--- TASK DIRECTIONS ---
Give the data again exactly as written, skipping any pictures.

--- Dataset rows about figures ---

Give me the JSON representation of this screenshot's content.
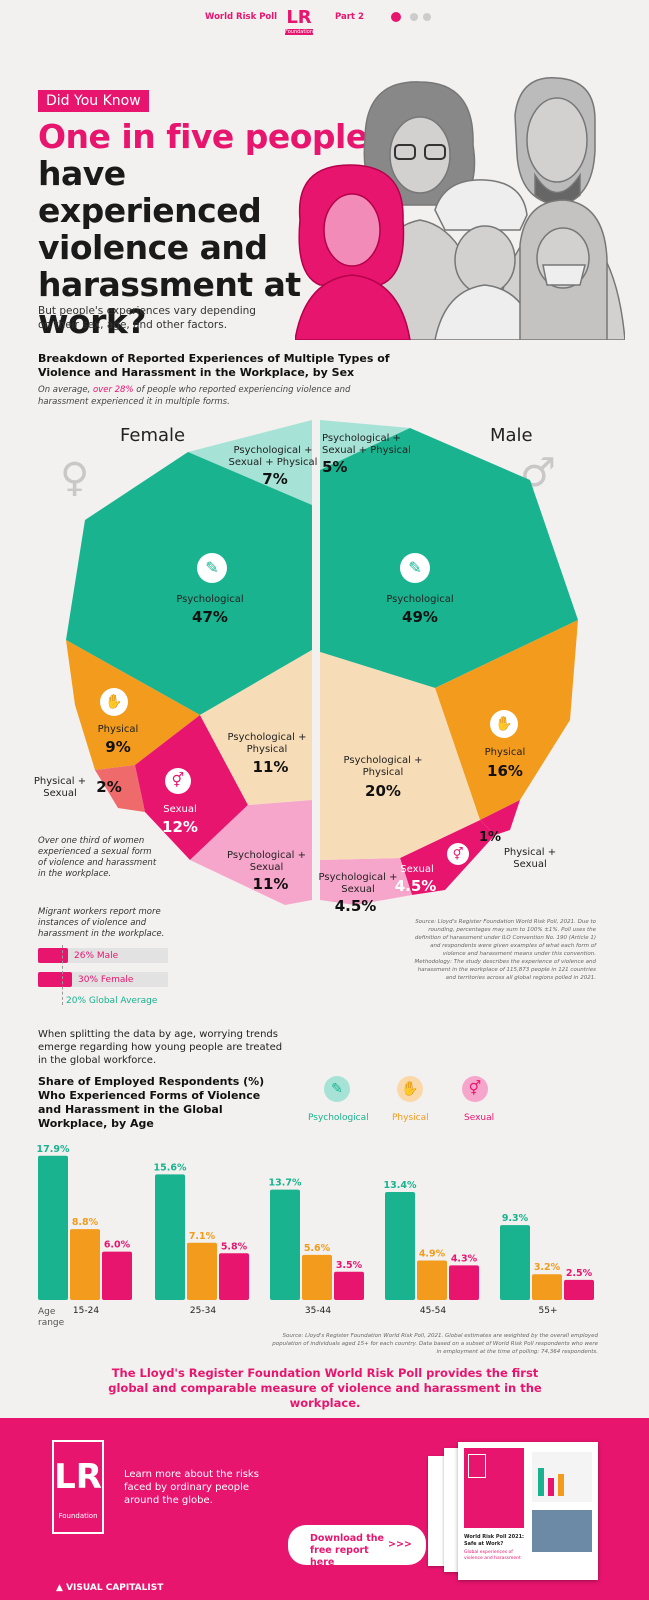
{
  "header": {
    "title": "World Risk Poll",
    "logo_text": "LR",
    "logo_sub": "Foundation",
    "part": "Part 2"
  },
  "hero": {
    "badge": "Did You Know",
    "headline_pink": "One in five people",
    "headline_rest": "have experienced violence and harassment at work?",
    "subtitle": "But people's experiences vary depending on their sex, age, and other factors."
  },
  "pie_section": {
    "title": "Breakdown of Reported Experiences of Multiple Types of Violence and Harassment in the Workplace, by Sex",
    "note_before": "On average, ",
    "note_highlight": "over 28%",
    "note_after": " of people who reported experiencing violence and harassment experienced it in multiple forms.",
    "female_title": "Female",
    "male_title": "Male",
    "female_callout": "Over one third of women experienced a sexual form of violence and harassment in the workplace."
  },
  "migrant": {
    "title": "Migrant workers report more instances of violence and harassment in the workplace.",
    "rows": [
      {
        "label": "26% Male",
        "value": 26
      },
      {
        "label": "30% Female",
        "value": 30
      }
    ],
    "global_label": "20% Global Average",
    "global_value": 20
  },
  "source_pie": "Source: Lloyd's Register Foundation World Risk Poll, 2021. Due to rounding, percentages may sum to 100% ±1%. Poll uses the definition of harassment under ILO Convention No. 190 (Article 1) and respondents were given examples of what each form of violence and harassment means under this convention. Methodology: The study describes the experience of violence and harassment in the workplace of 115,873 people in 121 countries and territories across all global regions polled in 2021.",
  "age_section": {
    "intro": "When splitting the data by age, worrying trends emerge regarding how young people are treated in the global workforce.",
    "title": "Share of Employed Respondents (%) Who Experienced Forms of Violence and Harassment in the Global Workplace, by Age",
    "age_range_label": "Age range",
    "source": "Source: Lloyd's Register Foundation World Risk Poll, 2021. Global estimates are weighted by the overall employed population of individuals aged 15+ for each country. Data based on a subset of World Risk Poll respondents who were in employment at the time of polling: 74,364 respondents."
  },
  "conclusion": "The Lloyd's Register Foundation World Risk Poll provides the first global and comparable measure of violence and harassment in the workplace.",
  "footer": {
    "logo_text": "LR",
    "logo_sub": "Foundation",
    "learn_text": "Learn more about the risks faced by ordinary people around the globe.",
    "download_label": "Download the free report here",
    "arrows": ">>>",
    "brand": "VISUAL CAPITALIST",
    "report_title": "World Risk Poll 2021: Safe at Work?",
    "report_sub": "Global experiences of violence and harassment"
  },
  "colors": {
    "psychological": "#19b38f",
    "physical": "#f39b1c",
    "sexual": "#e8156f",
    "psych_phys": "#f7ddb7",
    "psych_sex": "#f7a6cb",
    "phys_sex": "#ef6b6b",
    "all_three": "#a6e3d6",
    "accent": "#e8156f"
  },
  "icons": [
    "speech-bubble-icon",
    "handshake-icon",
    "gender-symbol-icon",
    "female-symbol-icon",
    "male-symbol-icon"
  ],
  "chart_data": [
    {
      "type": "pie",
      "title": "Female",
      "categories": [
        "Psychological + Sexual + Physical",
        "Psychological",
        "Physical",
        "Physical + Sexual",
        "Sexual",
        "Psychological + Sexual",
        "Psychological + Physical"
      ],
      "values": [
        7,
        47,
        9,
        2,
        12,
        11,
        11
      ],
      "labels": [
        "7%",
        "47%",
        "9%",
        "2%",
        "12%",
        "11%",
        "11%"
      ]
    },
    {
      "type": "pie",
      "title": "Male",
      "categories": [
        "Psychological + Sexual + Physical",
        "Psychological",
        "Physical",
        "Physical + Sexual",
        "Sexual",
        "Psychological + Sexual",
        "Psychological + Physical"
      ],
      "values": [
        5,
        49,
        16,
        1,
        4.5,
        4.5,
        20
      ],
      "labels": [
        "5%",
        "49%",
        "16%",
        "1%",
        "4.5%",
        "4.5%",
        "20%"
      ]
    },
    {
      "type": "bar",
      "title": "Share of Employed Respondents (%) Who Experienced Forms of Violence and Harassment in the Global Workplace, by Age",
      "categories": [
        "15-24",
        "25-34",
        "35-44",
        "45-54",
        "55+"
      ],
      "series": [
        {
          "name": "Psychological",
          "values": [
            17.9,
            15.6,
            13.7,
            13.4,
            9.3
          ],
          "labels": [
            "17.9%",
            "15.6%",
            "13.7%",
            "13.4%",
            "9.3%"
          ]
        },
        {
          "name": "Physical",
          "values": [
            8.8,
            7.1,
            5.6,
            4.9,
            3.2
          ],
          "labels": [
            "8.8%",
            "7.1%",
            "5.6%",
            "4.9%",
            "3.2%"
          ]
        },
        {
          "name": "Sexual",
          "values": [
            6.0,
            5.8,
            3.5,
            4.3,
            2.5
          ],
          "labels": [
            "6.0%",
            "5.8%",
            "3.5%",
            "4.3%",
            "2.5%"
          ]
        }
      ],
      "ylim": [
        0,
        18
      ]
    }
  ]
}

--- FULL OUTPUT ---
Give me the JSON representation of this screenshot's content.
{
  "header": {
    "title": "World Risk Poll",
    "logo_text": "LR",
    "logo_sub": "Foundation",
    "part": "Part 2"
  },
  "hero": {
    "badge": "Did You Know",
    "headline_pink": "One in five people",
    "headline_rest": "have experienced violence and harassment at work?",
    "subtitle": "But people's experiences vary depending on their sex, age, and other factors."
  },
  "pie_section": {
    "title": "Breakdown of Reported Experiences of Multiple Types of Violence and Harassment in the Workplace, by Sex",
    "note_before": "On average, ",
    "note_highlight": "over 28%",
    "note_after": " of people who reported experiencing violence and harassment experienced it in multiple forms.",
    "female_title": "Female",
    "male_title": "Male",
    "female_callout": "Over one third of women experienced a sexual form of violence and harassment in the workplace."
  },
  "migrant": {
    "title": "Migrant workers report more instances of violence and harassment in the workplace.",
    "rows": [
      {
        "label": "26% Male",
        "value": 26
      },
      {
        "label": "30% Female",
        "value": 30
      }
    ],
    "global_label": "20% Global Average",
    "global_value": 20
  },
  "source_pie": "Source: Lloyd's Register Foundation World Risk Poll, 2021. Due to rounding, percentages may sum to 100% ±1%. Poll uses the definition of harassment under ILO Convention No. 190 (Article 1) and respondents were given examples of what each form of violence and harassment means under this convention. Methodology: The study describes the experience of violence and harassment in the workplace of 115,873 people in 121 countries and territories across all global regions polled in 2021.",
  "age_section": {
    "intro": "When splitting the data by age, worrying trends emerge regarding how young people are treated in the global workforce.",
    "title": "Share of Employed Respondents (%) Who Experienced Forms of Violence and Harassment in the Global Workplace, by Age",
    "age_range_label": "Age range",
    "source": "Source: Lloyd's Register Foundation World Risk Poll, 2021. Global estimates are weighted by the overall employed population of individuals aged 15+ for each country. Data based on a subset of World Risk Poll respondents who were in employment at the time of polling: 74,364 respondents."
  },
  "conclusion": "The Lloyd's Register Foundation World Risk Poll provides the first global and comparable measure of violence and harassment in the workplace.",
  "footer": {
    "logo_text": "LR",
    "logo_sub": "Foundation",
    "learn_text": "Learn more about the risks faced by ordinary people around the globe.",
    "download_label": "Download the free report here",
    "arrows": ">>>",
    "brand": "VISUAL CAPITALIST",
    "report_title": "World Risk Poll 2021: Safe at Work?",
    "report_sub": "Global experiences of violence and harassment"
  },
  "colors": {
    "psychological": "#19b38f",
    "physical": "#f39b1c",
    "sexual": "#e8156f",
    "psych_phys": "#f7ddb7",
    "psych_sex": "#f7a6cb",
    "phys_sex": "#ef6b6b",
    "all_three": "#a6e3d6",
    "accent": "#e8156f"
  },
  "icons": [
    "speech-bubble-icon",
    "handshake-icon",
    "gender-symbol-icon",
    "female-symbol-icon",
    "male-symbol-icon"
  ],
  "chart_data": [
    {
      "type": "pie",
      "title": "Female",
      "categories": [
        "Psychological + Sexual + Physical",
        "Psychological",
        "Physical",
        "Physical + Sexual",
        "Sexual",
        "Psychological + Sexual",
        "Psychological + Physical"
      ],
      "values": [
        7,
        47,
        9,
        2,
        12,
        11,
        11
      ],
      "labels": [
        "7%",
        "47%",
        "9%",
        "2%",
        "12%",
        "11%",
        "11%"
      ]
    },
    {
      "type": "pie",
      "title": "Male",
      "categories": [
        "Psychological + Sexual + Physical",
        "Psychological",
        "Physical",
        "Physical + Sexual",
        "Sexual",
        "Psychological + Sexual",
        "Psychological + Physical"
      ],
      "values": [
        5,
        49,
        16,
        1,
        4.5,
        4.5,
        20
      ],
      "labels": [
        "5%",
        "49%",
        "16%",
        "1%",
        "4.5%",
        "4.5%",
        "20%"
      ]
    },
    {
      "type": "bar",
      "title": "Share of Employed Respondents (%) Who Experienced Forms of Violence and Harassment in the Global Workplace, by Age",
      "categories": [
        "15-24",
        "25-34",
        "35-44",
        "45-54",
        "55+"
      ],
      "series": [
        {
          "name": "Psychological",
          "values": [
            17.9,
            15.6,
            13.7,
            13.4,
            9.3
          ],
          "labels": [
            "17.9%",
            "15.6%",
            "13.7%",
            "13.4%",
            "9.3%"
          ]
        },
        {
          "name": "Physical",
          "values": [
            8.8,
            7.1,
            5.6,
            4.9,
            3.2
          ],
          "labels": [
            "8.8%",
            "7.1%",
            "5.6%",
            "4.9%",
            "3.2%"
          ]
        },
        {
          "name": "Sexual",
          "values": [
            6.0,
            5.8,
            3.5,
            4.3,
            2.5
          ],
          "labels": [
            "6.0%",
            "5.8%",
            "3.5%",
            "4.3%",
            "2.5%"
          ]
        }
      ],
      "ylim": [
        0,
        18
      ]
    }
  ]
}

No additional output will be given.